··· Records for processing

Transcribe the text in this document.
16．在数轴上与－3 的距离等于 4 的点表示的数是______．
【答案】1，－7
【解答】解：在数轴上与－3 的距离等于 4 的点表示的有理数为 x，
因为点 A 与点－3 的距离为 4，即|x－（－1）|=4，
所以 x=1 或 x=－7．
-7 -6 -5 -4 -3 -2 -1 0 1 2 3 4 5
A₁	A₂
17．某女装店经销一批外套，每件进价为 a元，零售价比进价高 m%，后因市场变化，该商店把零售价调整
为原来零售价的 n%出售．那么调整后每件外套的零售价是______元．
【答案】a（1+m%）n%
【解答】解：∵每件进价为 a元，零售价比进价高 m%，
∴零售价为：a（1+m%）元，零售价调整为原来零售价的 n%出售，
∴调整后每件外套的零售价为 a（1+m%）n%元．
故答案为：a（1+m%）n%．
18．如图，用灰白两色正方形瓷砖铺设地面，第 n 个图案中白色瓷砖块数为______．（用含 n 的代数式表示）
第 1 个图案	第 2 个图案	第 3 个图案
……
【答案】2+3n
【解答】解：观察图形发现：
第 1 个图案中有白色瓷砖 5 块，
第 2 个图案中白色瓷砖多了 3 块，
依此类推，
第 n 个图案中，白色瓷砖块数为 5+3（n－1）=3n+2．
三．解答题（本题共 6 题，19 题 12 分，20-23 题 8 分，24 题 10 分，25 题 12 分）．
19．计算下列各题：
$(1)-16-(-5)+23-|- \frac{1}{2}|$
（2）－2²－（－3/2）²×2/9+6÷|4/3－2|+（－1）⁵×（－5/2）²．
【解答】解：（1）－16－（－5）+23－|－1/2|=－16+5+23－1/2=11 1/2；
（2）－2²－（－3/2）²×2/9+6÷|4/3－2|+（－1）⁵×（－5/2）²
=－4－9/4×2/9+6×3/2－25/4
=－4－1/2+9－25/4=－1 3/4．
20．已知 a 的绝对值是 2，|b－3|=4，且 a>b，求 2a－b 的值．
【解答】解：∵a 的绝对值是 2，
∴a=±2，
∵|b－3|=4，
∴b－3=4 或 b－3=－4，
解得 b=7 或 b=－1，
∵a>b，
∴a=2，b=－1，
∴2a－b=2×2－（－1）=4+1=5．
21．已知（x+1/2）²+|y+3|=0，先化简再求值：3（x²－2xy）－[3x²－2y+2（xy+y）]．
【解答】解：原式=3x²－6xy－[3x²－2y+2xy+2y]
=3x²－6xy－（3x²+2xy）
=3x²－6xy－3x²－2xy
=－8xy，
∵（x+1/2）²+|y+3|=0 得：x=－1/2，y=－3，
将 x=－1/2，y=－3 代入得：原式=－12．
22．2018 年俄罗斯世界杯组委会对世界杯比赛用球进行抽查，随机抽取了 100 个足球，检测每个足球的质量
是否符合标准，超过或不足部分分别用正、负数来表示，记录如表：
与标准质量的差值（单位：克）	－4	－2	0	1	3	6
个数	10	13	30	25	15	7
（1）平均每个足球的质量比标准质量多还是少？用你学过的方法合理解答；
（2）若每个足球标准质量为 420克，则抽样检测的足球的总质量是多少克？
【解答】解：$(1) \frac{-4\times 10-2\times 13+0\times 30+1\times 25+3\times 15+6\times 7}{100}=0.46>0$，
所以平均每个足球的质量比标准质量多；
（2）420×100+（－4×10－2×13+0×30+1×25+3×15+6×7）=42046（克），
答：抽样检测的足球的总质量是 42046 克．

······

§ **Exercise directions**: Check every line of the data above for the string "的绝对值是", and copy those that have it.

§ **Exercise response**:
20．已知 a 的绝对值是 2，|b－3|=4，且 a>b，求 2a－b 的值．
【解答】解：∵a 的绝对值是 2，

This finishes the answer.